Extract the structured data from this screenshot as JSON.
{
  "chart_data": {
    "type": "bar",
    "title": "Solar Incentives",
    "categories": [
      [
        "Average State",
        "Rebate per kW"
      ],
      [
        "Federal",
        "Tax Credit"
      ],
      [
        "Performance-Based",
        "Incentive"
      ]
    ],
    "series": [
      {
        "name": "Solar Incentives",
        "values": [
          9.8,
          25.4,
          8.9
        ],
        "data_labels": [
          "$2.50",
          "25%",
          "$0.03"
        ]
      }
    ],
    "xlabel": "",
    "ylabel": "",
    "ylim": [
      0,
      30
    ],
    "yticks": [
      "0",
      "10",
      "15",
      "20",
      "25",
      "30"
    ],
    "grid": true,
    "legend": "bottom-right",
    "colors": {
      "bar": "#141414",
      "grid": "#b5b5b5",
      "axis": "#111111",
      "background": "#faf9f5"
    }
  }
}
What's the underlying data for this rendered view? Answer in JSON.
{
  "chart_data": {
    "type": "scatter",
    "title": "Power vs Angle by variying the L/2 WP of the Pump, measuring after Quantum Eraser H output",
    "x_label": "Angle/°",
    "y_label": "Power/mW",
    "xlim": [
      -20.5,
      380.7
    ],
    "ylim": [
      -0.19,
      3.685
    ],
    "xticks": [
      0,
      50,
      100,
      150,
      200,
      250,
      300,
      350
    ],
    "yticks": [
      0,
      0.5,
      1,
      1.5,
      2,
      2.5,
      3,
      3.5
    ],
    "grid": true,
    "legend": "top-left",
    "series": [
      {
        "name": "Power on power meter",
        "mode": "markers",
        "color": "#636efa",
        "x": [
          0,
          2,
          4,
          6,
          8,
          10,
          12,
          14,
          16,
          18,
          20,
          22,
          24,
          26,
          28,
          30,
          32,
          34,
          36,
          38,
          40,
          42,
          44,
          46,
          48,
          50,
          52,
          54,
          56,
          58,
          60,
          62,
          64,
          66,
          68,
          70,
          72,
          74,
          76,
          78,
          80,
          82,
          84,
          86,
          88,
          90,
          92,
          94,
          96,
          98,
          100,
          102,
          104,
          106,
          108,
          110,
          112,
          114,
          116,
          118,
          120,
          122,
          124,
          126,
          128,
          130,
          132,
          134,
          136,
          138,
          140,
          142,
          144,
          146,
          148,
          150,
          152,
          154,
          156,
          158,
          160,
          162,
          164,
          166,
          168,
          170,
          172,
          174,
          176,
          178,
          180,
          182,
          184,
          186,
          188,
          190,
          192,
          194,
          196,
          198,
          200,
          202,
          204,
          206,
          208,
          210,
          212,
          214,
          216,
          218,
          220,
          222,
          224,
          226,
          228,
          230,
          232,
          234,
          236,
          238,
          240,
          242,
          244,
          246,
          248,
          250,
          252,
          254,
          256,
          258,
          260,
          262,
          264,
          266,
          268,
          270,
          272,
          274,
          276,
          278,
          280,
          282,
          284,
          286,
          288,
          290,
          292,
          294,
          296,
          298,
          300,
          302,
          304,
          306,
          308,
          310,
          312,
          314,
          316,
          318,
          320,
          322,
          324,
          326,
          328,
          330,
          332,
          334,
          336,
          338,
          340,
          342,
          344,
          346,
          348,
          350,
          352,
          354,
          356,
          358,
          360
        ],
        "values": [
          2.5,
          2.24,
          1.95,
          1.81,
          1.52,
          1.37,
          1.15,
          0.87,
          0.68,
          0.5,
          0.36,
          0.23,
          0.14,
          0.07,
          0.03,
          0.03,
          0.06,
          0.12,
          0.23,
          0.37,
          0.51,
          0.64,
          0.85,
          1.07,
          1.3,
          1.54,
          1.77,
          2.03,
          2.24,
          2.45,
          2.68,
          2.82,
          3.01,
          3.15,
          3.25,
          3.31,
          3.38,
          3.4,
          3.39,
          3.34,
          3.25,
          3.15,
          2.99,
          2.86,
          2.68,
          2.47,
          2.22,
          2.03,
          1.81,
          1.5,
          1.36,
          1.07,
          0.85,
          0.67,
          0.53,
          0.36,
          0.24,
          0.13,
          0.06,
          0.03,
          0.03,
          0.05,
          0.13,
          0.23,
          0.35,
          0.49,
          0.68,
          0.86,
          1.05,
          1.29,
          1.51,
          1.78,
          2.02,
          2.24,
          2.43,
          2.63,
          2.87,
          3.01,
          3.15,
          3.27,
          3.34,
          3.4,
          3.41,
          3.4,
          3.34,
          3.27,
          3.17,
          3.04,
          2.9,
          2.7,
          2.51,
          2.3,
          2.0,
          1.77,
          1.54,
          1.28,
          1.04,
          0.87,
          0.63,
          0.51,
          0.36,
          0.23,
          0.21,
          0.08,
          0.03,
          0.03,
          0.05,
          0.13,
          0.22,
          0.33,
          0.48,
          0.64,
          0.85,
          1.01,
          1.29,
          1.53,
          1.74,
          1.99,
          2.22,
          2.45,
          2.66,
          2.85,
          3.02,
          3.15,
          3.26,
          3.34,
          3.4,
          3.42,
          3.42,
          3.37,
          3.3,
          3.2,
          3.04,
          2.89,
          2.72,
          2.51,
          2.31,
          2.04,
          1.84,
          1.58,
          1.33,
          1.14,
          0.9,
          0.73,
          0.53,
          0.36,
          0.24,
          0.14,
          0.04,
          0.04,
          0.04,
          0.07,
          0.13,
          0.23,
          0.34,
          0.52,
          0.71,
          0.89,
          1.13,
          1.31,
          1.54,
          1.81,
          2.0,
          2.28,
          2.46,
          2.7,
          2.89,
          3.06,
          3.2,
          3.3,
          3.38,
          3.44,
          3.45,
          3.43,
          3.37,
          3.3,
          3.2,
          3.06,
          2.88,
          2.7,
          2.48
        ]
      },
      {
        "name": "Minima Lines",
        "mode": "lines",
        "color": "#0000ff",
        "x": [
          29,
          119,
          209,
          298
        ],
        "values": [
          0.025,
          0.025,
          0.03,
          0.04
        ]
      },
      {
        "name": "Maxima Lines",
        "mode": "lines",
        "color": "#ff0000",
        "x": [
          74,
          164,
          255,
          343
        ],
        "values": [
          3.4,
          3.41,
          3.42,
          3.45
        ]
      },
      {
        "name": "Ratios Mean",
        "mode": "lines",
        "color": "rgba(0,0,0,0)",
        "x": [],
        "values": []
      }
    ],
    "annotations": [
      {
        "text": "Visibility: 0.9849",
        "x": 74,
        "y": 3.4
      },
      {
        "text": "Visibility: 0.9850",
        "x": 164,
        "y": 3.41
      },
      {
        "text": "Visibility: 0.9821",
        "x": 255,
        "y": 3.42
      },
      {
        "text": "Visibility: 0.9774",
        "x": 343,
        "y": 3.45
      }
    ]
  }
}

__Goal__
Transcribe the whole listing with nothing added or left out.

__Response__
Extract the structured data from this screenshot as JSON.
{
  "chart_data": {
    "type": "bar",
    "title": "Solar Incentives",
    "categories": [
      [
        "Average State",
        "Rebate per kW"
      ],
      [
        "Federal",
        "Tax Credit"
      ],
      [
        "Performance-Based",
        "Incentive"
      ]
    ],
    "series": [
      {
        "name": "Solar Incentives",
        "values": [
          9.8,
          25.4,
          8.9
        ],
        "data_labels": [
          "$2.50",
          "25%",
          "$0.03"
        ]
      }
    ],
    "xlabel": "",
    "ylabel": "",
    "ylim": [
      0,
      30
    ],
    "yticks": [
      "0",
      "10",
      "15",
      "20",
      "25",
      "30"
    ],
    "grid": true,
    "legend": "bottom-right",
    "colors": {
      "bar": "#141414",
      "grid": "#b5b5b5",
      "axis": "#111111",
      "background": "#faf9f5"
    }
  }
}
What's the underlying data for this rendered view? Answer in JSON.
{
  "chart_data": {
    "type": "scatter",
    "title": "Power vs Angle by variying the L/2 WP of the Pump, measuring after Quantum Eraser H output",
    "x_label": "Angle/°",
    "y_label": "Power/mW",
    "xlim": [
      -20.5,
      380.7
    ],
    "ylim": [
      -0.19,
      3.685
    ],
    "xticks": [
      0,
      50,
      100,
      150,
      200,
      250,
      300,
      350
    ],
    "yticks": [
      0,
      0.5,
      1,
      1.5,
      2,
      2.5,
      3,
      3.5
    ],
    "grid": true,
    "legend": "top-left",
    "series": [
      {
        "name": "Power on power meter",
        "mode": "markers",
        "color": "#636efa",
        "x": [
          0,
          2,
          4,
          6,
          8,
          10,
          12,
          14,
          16,
          18,
          20,
          22,
          24,
          26,
          28,
          30,
          32,
          34,
          36,
          38,
          40,
          42,
          44,
          46,
          48,
          50,
          52,
          54,
          56,
          58,
          60,
          62,
          64,
          66,
          68,
          70,
          72,
          74,
          76,
          78,
          80,
          82,
          84,
          86,
          88,
          90,
          92,
          94,
          96,
          98,
          100,
          102,
          104,
          106,
          108,
          110,
          112,
          114,
          116,
          118,
          120,
          122,
          124,
          126,
          128,
          130,
          132,
          134,
          136,
          138,
          140,
          142,
          144,
          146,
          148,
          150,
          152,
          154,
          156,
          158,
          160,
          162,
          164,
          166,
          168,
          170,
          172,
          174,
          176,
          178,
          180,
          182,
          184,
          186,
          188,
          190,
          192,
          194,
          196,
          198,
          200,
          202,
          204,
          206,
          208,
          210,
          212,
          214,
          216,
          218,
          220,
          222,
          224,
          226,
          228,
          230,
          232,
          234,
          236,
          238,
          240,
          242,
          244,
          246,
          248,
          250,
          252,
          254,
          256,
          258,
          260,
          262,
          264,
          266,
          268,
          270,
          272,
          274,
          276,
          278,
          280,
          282,
          284,
          286,
          288,
          290,
          292,
          294,
          296,
          298,
          300,
          302,
          304,
          306,
          308,
          310,
          312,
          314,
          316,
          318,
          320,
          322,
          324,
          326,
          328,
          330,
          332,
          334,
          336,
          338,
          340,
          342,
          344,
          346,
          348,
          350,
          352,
          354,
          356,
          358,
          360
        ],
        "values": [
          2.5,
          2.24,
          1.95,
          1.81,
          1.52,
          1.37,
          1.15,
          0.87,
          0.68,
          0.5,
          0.36,
          0.23,
          0.14,
          0.07,
          0.03,
          0.03,
          0.06,
          0.12,
          0.23,
          0.37,
          0.51,
          0.64,
          0.85,
          1.07,
          1.3,
          1.54,
          1.77,
          2.03,
          2.24,
          2.45,
          2.68,
          2.82,
          3.01,
          3.15,
          3.25,
          3.31,
          3.38,
          3.4,
          3.39,
          3.34,
          3.25,
          3.15,
          2.99,
          2.86,
          2.68,
          2.47,
          2.22,
          2.03,
          1.81,
          1.5,
          1.36,
          1.07,
          0.85,
          0.67,
          0.53,
          0.36,
          0.24,
          0.13,
          0.06,
          0.03,
          0.03,
          0.05,
          0.13,
          0.23,
          0.35,
          0.49,
          0.68,
          0.86,
          1.05,
          1.29,
          1.51,
          1.78,
          2.02,
          2.24,
          2.43,
          2.63,
          2.87,
          3.01,
          3.15,
          3.27,
          3.34,
          3.4,
          3.41,
          3.4,
          3.34,
          3.27,
          3.17,
          3.04,
          2.9,
          2.7,
          2.51,
          2.3,
          2.0,
          1.77,
          1.54,
          1.28,
          1.04,
          0.87,
          0.63,
          0.51,
          0.36,
          0.23,
          0.21,
          0.08,
          0.03,
          0.03,
          0.05,
          0.13,
          0.22,
          0.33,
          0.48,
          0.64,
          0.85,
          1.01,
          1.29,
          1.53,
          1.74,
          1.99,
          2.22,
          2.45,
          2.66,
          2.85,
          3.02,
          3.15,
          3.26,
          3.34,
          3.4,
          3.42,
          3.42,
          3.37,
          3.3,
          3.2,
          3.04,
          2.89,
          2.72,
          2.51,
          2.31,
          2.04,
          1.84,
          1.58,
          1.33,
          1.14,
          0.9,
          0.73,
          0.53,
          0.36,
          0.24,
          0.14,
          0.04,
          0.04,
          0.04,
          0.07,
          0.13,
          0.23,
          0.34,
          0.52,
          0.71,
          0.89,
          1.13,
          1.31,
          1.54,
          1.81,
          2.0,
          2.28,
          2.46,
          2.7,
          2.89,
          3.06,
          3.2,
          3.3,
          3.38,
          3.44,
          3.45,
          3.43,
          3.37,
          3.3,
          3.2,
          3.06,
          2.88,
          2.7,
          2.48
        ]
      },
      {
        "name": "Minima Lines",
        "mode": "lines",
        "color": "#0000ff",
        "x": [
          29,
          119,
          209,
          298
        ],
        "values": [
          0.025,
          0.025,
          0.03,
          0.04
        ]
      },
      {
        "name": "Maxima Lines",
        "mode": "lines",
        "color": "#ff0000",
        "x": [
          74,
          164,
          255,
          343
        ],
        "values": [
          3.4,
          3.41,
          3.42,
          3.45
        ]
      },
      {
        "name": "Ratios Mean",
        "mode": "lines",
        "color": "rgba(0,0,0,0)",
        "x": [],
        "values": []
      }
    ],
    "annotations": [
      {
        "text": "Visibility: 0.9849",
        "x": 74,
        "y": 3.4
      },
      {
        "text": "Visibility: 0.9850",
        "x": 164,
        "y": 3.41
      },
      {
        "text": "Visibility: 0.9821",
        "x": 255,
        "y": 3.42
      },
      {
        "text": "Visibility: 0.9774",
        "x": 343,
        "y": 3.45
      }
    ]
  }
}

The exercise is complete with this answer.